Data tied to figure images
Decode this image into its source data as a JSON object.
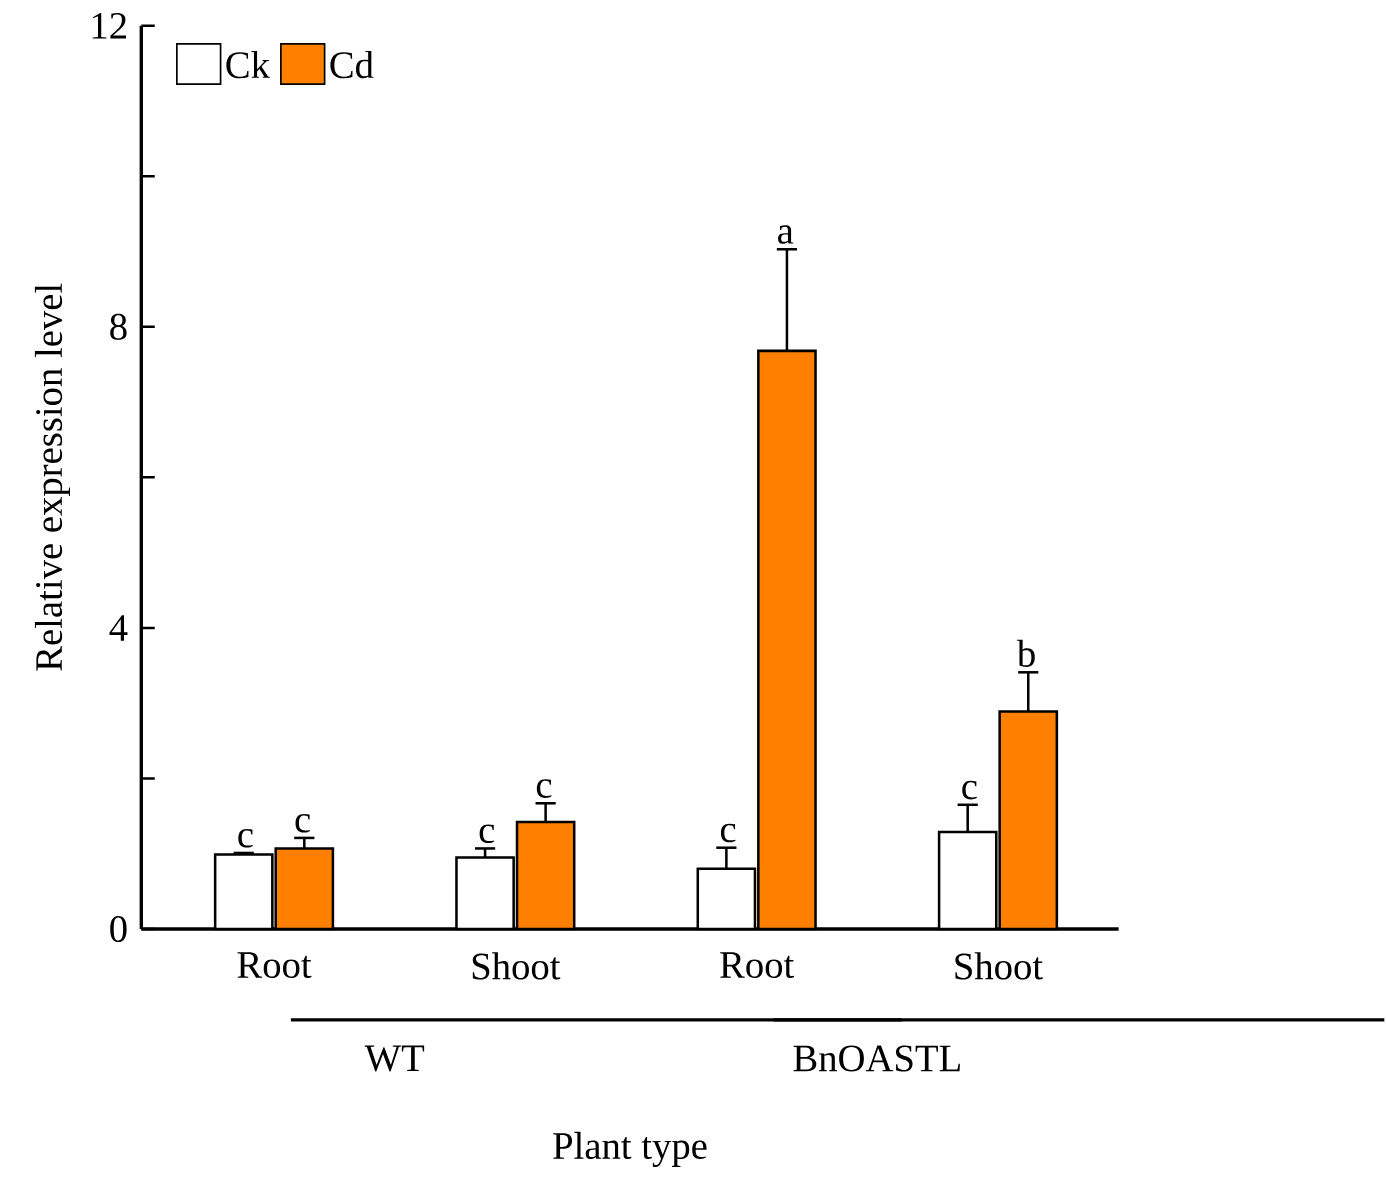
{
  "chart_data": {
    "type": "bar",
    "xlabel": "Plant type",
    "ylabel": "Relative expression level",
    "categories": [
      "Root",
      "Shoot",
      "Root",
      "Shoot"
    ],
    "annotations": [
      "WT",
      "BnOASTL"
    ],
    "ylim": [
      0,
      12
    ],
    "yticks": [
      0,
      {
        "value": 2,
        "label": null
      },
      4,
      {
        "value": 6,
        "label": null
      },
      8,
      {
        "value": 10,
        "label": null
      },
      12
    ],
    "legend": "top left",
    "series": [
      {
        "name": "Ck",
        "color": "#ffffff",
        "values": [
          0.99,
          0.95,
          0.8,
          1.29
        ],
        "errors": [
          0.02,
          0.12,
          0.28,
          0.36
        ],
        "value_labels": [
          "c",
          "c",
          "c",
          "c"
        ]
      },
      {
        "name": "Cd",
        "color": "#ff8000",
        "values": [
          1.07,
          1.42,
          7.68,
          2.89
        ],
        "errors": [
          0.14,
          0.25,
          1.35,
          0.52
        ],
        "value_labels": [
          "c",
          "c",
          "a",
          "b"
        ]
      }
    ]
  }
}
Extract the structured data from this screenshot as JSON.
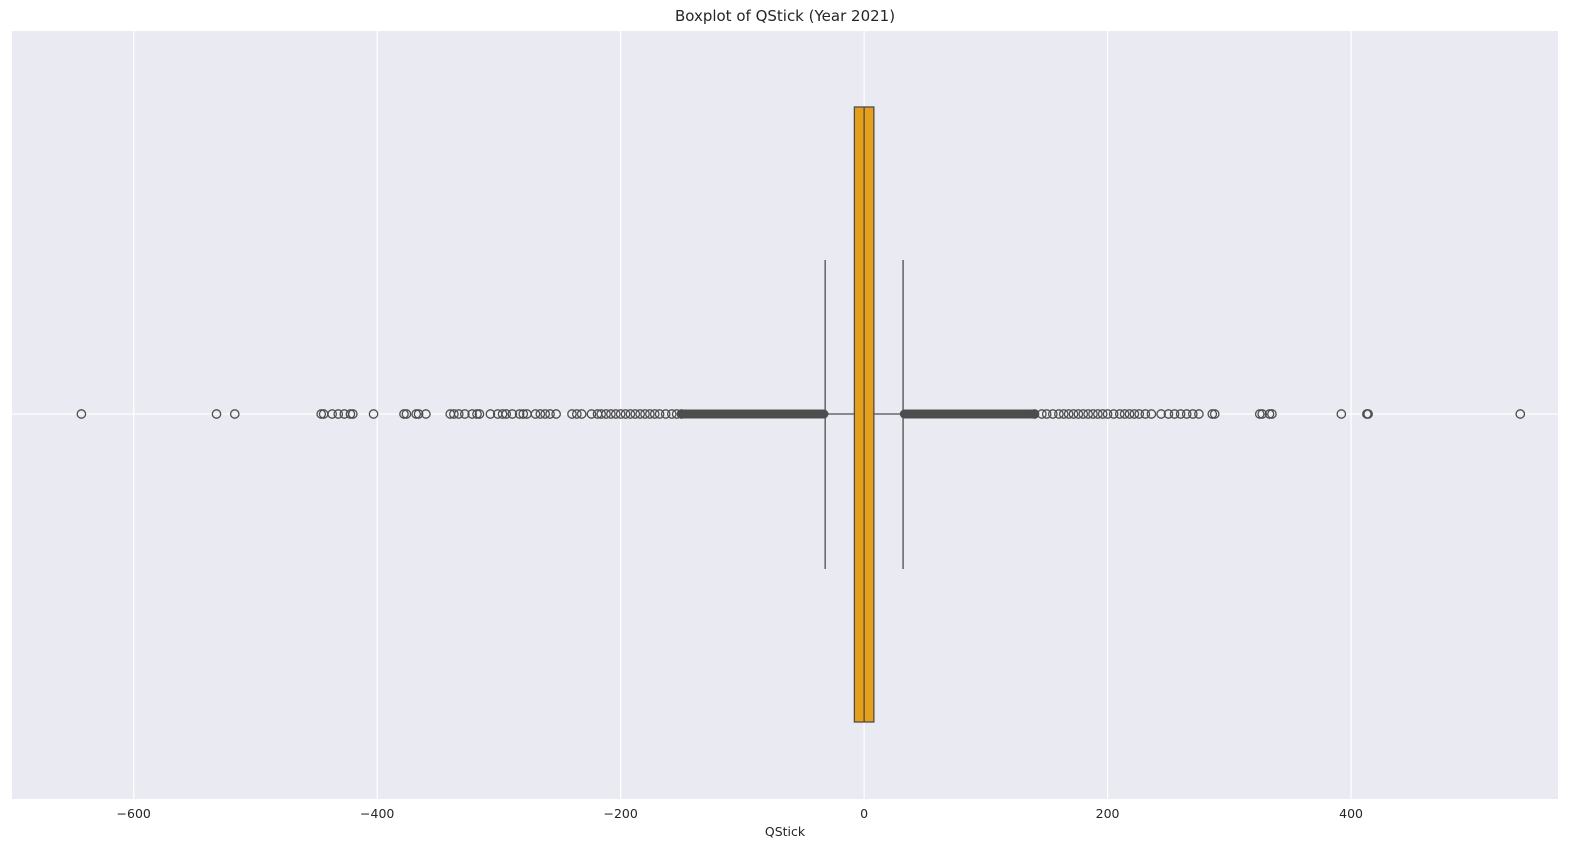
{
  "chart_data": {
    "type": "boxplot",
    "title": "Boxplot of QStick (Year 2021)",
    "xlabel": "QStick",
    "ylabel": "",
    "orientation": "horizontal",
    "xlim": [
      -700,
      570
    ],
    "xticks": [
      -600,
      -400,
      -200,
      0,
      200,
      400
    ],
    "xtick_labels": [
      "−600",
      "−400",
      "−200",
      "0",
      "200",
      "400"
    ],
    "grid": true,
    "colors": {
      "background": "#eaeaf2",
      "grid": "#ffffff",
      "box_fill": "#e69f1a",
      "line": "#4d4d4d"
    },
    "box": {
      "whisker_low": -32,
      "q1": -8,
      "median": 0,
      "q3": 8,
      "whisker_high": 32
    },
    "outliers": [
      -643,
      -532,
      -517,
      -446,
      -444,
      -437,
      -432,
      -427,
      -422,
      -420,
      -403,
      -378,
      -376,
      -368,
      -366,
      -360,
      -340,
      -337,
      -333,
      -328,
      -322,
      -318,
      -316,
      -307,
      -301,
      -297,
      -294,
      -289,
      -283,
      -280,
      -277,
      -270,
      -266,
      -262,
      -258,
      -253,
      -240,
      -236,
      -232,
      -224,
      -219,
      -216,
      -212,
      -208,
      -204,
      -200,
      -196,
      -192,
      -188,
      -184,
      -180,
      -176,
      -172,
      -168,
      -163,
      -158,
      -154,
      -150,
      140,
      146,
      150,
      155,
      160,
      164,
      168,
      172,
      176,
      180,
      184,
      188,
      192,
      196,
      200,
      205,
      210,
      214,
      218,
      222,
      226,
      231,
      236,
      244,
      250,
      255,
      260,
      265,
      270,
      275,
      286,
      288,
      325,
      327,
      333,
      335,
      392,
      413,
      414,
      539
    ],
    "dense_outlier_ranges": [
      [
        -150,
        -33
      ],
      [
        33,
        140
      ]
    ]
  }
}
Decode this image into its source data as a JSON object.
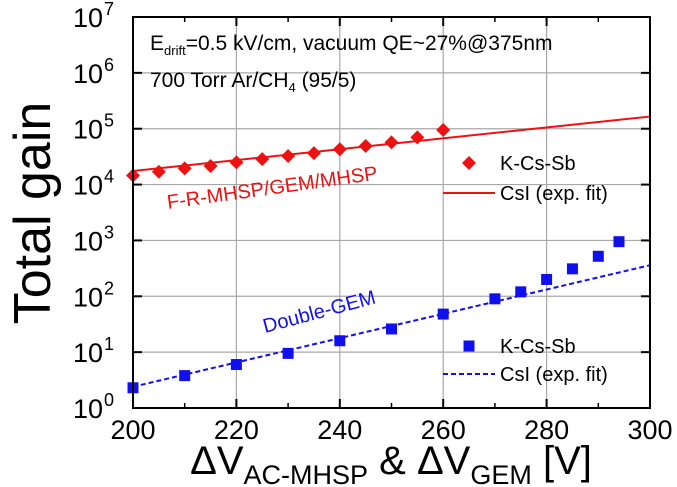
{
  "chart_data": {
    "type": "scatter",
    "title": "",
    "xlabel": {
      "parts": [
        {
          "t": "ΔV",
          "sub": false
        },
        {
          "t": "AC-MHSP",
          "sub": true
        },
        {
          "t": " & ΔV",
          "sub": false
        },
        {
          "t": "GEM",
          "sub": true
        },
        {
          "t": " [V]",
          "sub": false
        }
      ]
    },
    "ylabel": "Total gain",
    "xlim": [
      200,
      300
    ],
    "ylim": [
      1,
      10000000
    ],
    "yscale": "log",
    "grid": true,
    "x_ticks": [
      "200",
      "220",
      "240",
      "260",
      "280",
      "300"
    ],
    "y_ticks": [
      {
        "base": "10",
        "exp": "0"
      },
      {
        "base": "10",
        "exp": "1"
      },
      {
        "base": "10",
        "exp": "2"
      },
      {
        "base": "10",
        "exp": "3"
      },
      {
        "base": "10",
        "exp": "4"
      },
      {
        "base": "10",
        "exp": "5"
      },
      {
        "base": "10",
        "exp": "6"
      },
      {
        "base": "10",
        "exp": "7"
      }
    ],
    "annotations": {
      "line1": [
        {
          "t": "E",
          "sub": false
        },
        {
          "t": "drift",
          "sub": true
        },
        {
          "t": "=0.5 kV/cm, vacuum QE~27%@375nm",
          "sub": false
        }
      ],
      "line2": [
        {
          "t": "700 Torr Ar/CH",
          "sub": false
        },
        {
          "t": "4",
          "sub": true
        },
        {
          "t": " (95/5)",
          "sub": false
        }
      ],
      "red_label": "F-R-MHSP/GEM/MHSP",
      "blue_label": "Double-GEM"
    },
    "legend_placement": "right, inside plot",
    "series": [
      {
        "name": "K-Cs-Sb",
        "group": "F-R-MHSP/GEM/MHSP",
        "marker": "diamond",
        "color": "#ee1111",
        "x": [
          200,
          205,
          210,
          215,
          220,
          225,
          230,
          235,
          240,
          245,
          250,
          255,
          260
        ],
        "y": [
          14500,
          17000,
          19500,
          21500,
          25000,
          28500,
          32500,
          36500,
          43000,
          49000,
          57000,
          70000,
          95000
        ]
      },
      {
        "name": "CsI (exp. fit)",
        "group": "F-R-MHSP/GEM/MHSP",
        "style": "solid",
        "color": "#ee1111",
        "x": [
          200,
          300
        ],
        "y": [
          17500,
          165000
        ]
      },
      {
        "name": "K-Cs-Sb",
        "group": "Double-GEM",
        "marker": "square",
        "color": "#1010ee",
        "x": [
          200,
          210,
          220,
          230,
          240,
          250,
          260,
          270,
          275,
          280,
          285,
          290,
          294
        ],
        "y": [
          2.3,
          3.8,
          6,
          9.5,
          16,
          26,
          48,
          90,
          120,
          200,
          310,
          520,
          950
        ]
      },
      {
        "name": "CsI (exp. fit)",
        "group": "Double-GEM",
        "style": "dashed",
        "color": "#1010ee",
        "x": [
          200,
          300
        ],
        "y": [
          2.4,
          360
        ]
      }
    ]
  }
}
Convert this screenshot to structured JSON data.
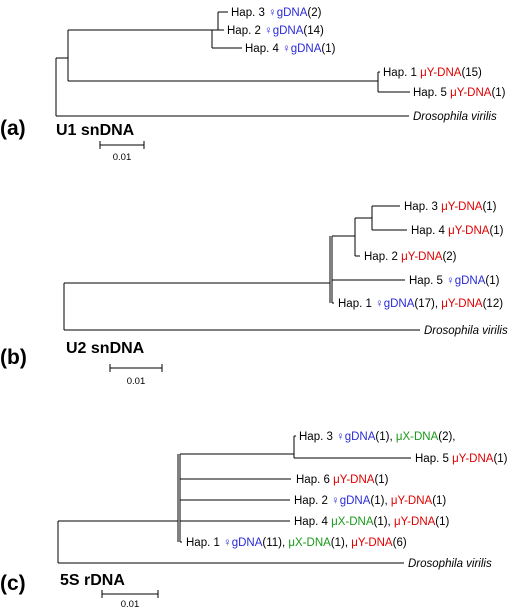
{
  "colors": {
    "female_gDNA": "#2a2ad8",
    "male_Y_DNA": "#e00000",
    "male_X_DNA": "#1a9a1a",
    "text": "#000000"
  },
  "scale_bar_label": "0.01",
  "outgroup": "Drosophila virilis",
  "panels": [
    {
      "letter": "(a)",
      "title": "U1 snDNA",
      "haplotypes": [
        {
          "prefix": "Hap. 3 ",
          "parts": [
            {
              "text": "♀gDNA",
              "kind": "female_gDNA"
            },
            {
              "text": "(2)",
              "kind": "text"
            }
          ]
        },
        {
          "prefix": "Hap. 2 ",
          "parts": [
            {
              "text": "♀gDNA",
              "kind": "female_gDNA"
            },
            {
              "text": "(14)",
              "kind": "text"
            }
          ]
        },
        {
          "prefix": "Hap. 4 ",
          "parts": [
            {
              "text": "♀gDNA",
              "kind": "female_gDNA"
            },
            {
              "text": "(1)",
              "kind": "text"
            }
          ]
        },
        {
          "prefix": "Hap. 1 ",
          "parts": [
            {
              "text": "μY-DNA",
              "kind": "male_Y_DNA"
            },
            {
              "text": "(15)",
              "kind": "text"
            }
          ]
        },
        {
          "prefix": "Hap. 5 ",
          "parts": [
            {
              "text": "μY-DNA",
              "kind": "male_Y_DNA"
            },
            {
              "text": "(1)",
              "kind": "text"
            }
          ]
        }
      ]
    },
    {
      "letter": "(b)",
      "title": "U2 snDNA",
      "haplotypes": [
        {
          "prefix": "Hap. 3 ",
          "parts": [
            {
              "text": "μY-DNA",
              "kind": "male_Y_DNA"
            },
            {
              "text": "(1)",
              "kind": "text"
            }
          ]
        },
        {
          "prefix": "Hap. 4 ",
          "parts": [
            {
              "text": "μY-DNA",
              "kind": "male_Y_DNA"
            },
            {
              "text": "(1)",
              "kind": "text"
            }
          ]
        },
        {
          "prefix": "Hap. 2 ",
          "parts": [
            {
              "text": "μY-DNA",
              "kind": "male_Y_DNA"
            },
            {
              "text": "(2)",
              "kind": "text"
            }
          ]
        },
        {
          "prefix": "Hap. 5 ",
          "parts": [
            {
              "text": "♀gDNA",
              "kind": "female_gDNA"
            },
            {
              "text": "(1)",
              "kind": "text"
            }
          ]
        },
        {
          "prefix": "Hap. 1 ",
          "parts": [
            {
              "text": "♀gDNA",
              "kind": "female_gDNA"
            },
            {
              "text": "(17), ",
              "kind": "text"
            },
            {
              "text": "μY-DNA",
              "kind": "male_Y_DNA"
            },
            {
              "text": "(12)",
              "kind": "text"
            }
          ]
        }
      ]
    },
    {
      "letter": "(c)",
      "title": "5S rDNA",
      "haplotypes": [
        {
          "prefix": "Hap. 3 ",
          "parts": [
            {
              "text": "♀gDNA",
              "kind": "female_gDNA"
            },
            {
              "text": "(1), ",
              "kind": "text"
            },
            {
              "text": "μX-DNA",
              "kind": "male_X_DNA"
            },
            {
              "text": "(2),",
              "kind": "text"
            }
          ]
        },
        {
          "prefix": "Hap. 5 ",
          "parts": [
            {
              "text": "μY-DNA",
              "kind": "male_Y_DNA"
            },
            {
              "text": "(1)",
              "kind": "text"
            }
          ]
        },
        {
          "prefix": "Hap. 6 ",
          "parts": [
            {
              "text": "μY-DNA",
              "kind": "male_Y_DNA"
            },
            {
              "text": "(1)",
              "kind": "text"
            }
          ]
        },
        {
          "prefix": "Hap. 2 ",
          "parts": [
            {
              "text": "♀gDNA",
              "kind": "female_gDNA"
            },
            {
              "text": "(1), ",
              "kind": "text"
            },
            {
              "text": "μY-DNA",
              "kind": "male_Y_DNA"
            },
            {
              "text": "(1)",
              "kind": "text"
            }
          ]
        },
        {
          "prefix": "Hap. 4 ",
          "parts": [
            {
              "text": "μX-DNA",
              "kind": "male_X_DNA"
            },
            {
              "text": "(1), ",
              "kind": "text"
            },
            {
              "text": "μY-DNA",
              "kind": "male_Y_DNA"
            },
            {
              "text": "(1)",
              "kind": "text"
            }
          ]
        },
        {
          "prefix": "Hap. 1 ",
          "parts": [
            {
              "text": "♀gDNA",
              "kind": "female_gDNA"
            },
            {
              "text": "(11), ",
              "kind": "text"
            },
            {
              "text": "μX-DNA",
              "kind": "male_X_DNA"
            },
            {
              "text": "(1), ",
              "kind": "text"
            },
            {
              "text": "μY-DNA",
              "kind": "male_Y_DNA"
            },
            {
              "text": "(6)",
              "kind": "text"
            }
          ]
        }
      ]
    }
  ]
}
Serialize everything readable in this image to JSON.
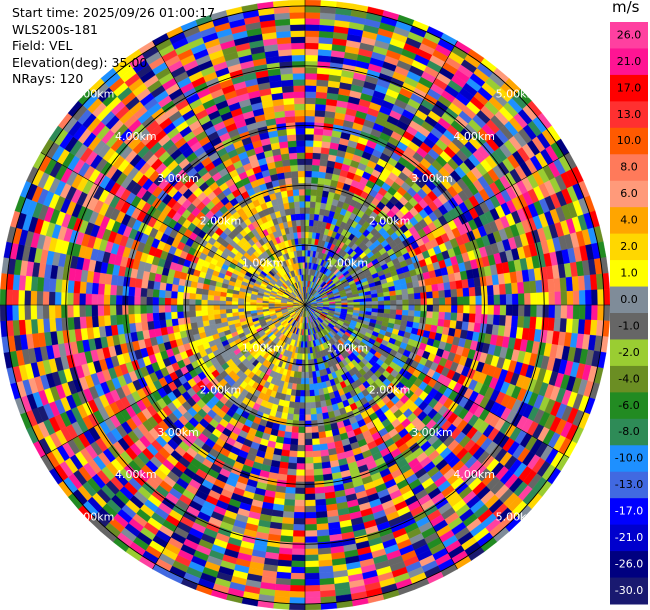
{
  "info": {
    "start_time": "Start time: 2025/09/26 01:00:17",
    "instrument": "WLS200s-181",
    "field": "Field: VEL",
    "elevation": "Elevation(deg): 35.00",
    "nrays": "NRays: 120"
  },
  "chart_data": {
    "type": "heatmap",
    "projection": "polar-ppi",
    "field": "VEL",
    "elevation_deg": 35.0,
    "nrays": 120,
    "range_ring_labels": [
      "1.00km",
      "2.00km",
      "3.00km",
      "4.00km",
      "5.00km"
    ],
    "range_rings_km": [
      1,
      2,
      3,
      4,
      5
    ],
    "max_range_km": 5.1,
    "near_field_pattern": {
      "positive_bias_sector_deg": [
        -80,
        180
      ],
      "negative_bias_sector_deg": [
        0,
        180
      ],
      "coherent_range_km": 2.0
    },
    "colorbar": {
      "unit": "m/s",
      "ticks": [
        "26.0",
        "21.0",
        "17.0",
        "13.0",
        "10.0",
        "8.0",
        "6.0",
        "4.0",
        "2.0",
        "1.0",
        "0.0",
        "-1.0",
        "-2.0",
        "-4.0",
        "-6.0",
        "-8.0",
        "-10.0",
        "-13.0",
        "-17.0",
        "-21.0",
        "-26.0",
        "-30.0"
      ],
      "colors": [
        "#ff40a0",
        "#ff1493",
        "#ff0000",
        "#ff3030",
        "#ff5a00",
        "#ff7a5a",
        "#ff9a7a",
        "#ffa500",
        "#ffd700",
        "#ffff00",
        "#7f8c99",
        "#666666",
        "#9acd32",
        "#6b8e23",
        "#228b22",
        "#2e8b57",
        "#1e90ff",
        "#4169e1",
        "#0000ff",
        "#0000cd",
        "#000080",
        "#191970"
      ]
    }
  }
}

PROMPT
Scan the lines for the string "ylabel". Copy out each line that matches.

WRITTEN ANSWER
    "ylabel": "Relative expression level",
    "ylabel": "",
    "ylabel": "Total gain",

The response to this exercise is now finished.